▸ What this task involves:
Below is the data. Give it again, complete and exact.

▸ Extracted entries:
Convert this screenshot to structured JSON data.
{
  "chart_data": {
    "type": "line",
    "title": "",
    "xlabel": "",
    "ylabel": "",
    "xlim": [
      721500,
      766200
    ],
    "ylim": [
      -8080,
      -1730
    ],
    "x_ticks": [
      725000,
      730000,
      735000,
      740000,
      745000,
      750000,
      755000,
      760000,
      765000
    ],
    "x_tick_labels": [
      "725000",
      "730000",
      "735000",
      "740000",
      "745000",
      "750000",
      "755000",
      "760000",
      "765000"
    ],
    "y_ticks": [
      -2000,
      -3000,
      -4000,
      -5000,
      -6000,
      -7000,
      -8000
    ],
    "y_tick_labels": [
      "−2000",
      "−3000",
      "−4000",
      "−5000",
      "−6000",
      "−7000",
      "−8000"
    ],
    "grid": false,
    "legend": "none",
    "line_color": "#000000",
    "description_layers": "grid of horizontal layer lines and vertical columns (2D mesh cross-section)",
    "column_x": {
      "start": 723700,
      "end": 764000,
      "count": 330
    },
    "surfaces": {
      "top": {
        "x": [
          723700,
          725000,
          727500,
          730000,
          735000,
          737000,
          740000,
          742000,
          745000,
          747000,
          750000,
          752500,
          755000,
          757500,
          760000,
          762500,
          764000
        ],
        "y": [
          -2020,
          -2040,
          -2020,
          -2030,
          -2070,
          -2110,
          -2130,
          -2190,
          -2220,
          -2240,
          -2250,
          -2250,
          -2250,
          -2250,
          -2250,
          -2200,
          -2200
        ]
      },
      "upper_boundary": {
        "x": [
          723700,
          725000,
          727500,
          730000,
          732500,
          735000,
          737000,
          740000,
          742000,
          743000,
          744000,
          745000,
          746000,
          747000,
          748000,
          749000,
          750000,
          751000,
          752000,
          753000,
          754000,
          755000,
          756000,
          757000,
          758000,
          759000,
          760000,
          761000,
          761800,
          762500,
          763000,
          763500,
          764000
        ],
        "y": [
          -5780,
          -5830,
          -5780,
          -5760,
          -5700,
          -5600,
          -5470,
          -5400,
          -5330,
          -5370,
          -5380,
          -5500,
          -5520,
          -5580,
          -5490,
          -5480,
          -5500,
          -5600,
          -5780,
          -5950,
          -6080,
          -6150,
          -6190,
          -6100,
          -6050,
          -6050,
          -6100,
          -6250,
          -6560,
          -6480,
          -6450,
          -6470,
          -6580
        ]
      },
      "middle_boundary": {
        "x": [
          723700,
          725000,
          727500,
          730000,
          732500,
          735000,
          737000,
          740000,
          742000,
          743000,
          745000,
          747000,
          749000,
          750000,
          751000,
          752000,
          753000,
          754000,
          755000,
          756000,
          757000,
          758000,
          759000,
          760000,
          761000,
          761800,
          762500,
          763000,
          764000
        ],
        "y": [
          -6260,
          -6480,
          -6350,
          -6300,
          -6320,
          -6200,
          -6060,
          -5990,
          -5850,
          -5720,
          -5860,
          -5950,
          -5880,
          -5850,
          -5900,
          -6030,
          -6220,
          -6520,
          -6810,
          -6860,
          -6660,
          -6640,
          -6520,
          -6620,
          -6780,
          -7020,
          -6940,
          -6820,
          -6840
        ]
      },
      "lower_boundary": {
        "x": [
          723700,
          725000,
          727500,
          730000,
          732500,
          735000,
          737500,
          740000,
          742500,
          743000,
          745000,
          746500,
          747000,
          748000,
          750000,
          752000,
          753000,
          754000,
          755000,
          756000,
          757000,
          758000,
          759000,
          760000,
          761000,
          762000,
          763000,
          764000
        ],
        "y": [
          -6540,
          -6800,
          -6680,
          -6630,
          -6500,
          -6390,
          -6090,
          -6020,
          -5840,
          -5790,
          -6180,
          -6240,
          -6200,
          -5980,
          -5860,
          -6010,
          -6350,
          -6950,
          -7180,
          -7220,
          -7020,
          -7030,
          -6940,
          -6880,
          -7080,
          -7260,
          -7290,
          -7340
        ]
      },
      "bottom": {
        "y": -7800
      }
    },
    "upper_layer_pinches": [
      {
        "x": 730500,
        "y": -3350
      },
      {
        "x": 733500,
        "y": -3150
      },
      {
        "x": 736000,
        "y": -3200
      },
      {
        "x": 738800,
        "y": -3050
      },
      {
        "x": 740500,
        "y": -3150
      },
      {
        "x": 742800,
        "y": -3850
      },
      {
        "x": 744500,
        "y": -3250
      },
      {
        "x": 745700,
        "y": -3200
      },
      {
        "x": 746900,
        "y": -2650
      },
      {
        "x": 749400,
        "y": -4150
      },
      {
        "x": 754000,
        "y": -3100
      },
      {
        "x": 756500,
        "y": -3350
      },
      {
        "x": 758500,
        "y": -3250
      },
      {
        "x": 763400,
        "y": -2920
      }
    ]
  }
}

▸ Solved exercise:
Convert this screenshot to structured JSON data.
{
  "chart_data": {
    "type": "line",
    "title": "",
    "xlabel": "",
    "ylabel": "",
    "xlim": [
      721500,
      766200
    ],
    "ylim": [
      -8080,
      -1730
    ],
    "x_ticks": [
      725000,
      730000,
      735000,
      740000,
      745000,
      750000,
      755000,
      760000,
      765000
    ],
    "x_tick_labels": [
      "725000",
      "730000",
      "735000",
      "740000",
      "745000",
      "750000",
      "755000",
      "760000",
      "765000"
    ],
    "y_ticks": [
      -2000,
      -3000,
      -4000,
      -5000,
      -6000,
      -7000,
      -8000
    ],
    "y_tick_labels": [
      "−2000",
      "−3000",
      "−4000",
      "−5000",
      "−6000",
      "−7000",
      "−8000"
    ],
    "grid": false,
    "legend": "none",
    "line_color": "#000000",
    "description_layers": "grid of horizontal layer lines and vertical columns (2D mesh cross-section)",
    "column_x": {
      "start": 723700,
      "end": 764000,
      "count": 330
    },
    "surfaces": {
      "top": {
        "x": [
          723700,
          725000,
          727500,
          730000,
          735000,
          737000,
          740000,
          742000,
          745000,
          747000,
          750000,
          752500,
          755000,
          757500,
          760000,
          762500,
          764000
        ],
        "y": [
          -2020,
          -2040,
          -2020,
          -2030,
          -2070,
          -2110,
          -2130,
          -2190,
          -2220,
          -2240,
          -2250,
          -2250,
          -2250,
          -2250,
          -2250,
          -2200,
          -2200
        ]
      },
      "upper_boundary": {
        "x": [
          723700,
          725000,
          727500,
          730000,
          732500,
          735000,
          737000,
          740000,
          742000,
          743000,
          744000,
          745000,
          746000,
          747000,
          748000,
          749000,
          750000,
          751000,
          752000,
          753000,
          754000,
          755000,
          756000,
          757000,
          758000,
          759000,
          760000,
          761000,
          761800,
          762500,
          763000,
          763500,
          764000
        ],
        "y": [
          -5780,
          -5830,
          -5780,
          -5760,
          -5700,
          -5600,
          -5470,
          -5400,
          -5330,
          -5370,
          -5380,
          -5500,
          -5520,
          -5580,
          -5490,
          -5480,
          -5500,
          -5600,
          -5780,
          -5950,
          -6080,
          -6150,
          -6190,
          -6100,
          -6050,
          -6050,
          -6100,
          -6250,
          -6560,
          -6480,
          -6450,
          -6470,
          -6580
        ]
      },
      "middle_boundary": {
        "x": [
          723700,
          725000,
          727500,
          730000,
          732500,
          735000,
          737000,
          740000,
          742000,
          743000,
          745000,
          747000,
          749000,
          750000,
          751000,
          752000,
          753000,
          754000,
          755000,
          756000,
          757000,
          758000,
          759000,
          760000,
          761000,
          761800,
          762500,
          763000,
          764000
        ],
        "y": [
          -6260,
          -6480,
          -6350,
          -6300,
          -6320,
          -6200,
          -6060,
          -5990,
          -5850,
          -5720,
          -5860,
          -5950,
          -5880,
          -5850,
          -5900,
          -6030,
          -6220,
          -6520,
          -6810,
          -6860,
          -6660,
          -6640,
          -6520,
          -6620,
          -6780,
          -7020,
          -6940,
          -6820,
          -6840
        ]
      },
      "lower_boundary": {
        "x": [
          723700,
          725000,
          727500,
          730000,
          732500,
          735000,
          737500,
          740000,
          742500,
          743000,
          745000,
          746500,
          747000,
          748000,
          750000,
          752000,
          753000,
          754000,
          755000,
          756000,
          757000,
          758000,
          759000,
          760000,
          761000,
          762000,
          763000,
          764000
        ],
        "y": [
          -6540,
          -6800,
          -6680,
          -6630,
          -6500,
          -6390,
          -6090,
          -6020,
          -5840,
          -5790,
          -6180,
          -6240,
          -6200,
          -5980,
          -5860,
          -6010,
          -6350,
          -6950,
          -7180,
          -7220,
          -7020,
          -7030,
          -6940,
          -6880,
          -7080,
          -7260,
          -7290,
          -7340
        ]
      },
      "bottom": {
        "y": -7800
      }
    },
    "upper_layer_pinches": [
      {
        "x": 730500,
        "y": -3350
      },
      {
        "x": 733500,
        "y": -3150
      },
      {
        "x": 736000,
        "y": -3200
      },
      {
        "x": 738800,
        "y": -3050
      },
      {
        "x": 740500,
        "y": -3150
      },
      {
        "x": 742800,
        "y": -3850
      },
      {
        "x": 744500,
        "y": -3250
      },
      {
        "x": 745700,
        "y": -3200
      },
      {
        "x": 746900,
        "y": -2650
      },
      {
        "x": 749400,
        "y": -4150
      },
      {
        "x": 754000,
        "y": -3100
      },
      {
        "x": 756500,
        "y": -3350
      },
      {
        "x": 758500,
        "y": -3250
      },
      {
        "x": 763400,
        "y": -2920
      }
    ]
  }
}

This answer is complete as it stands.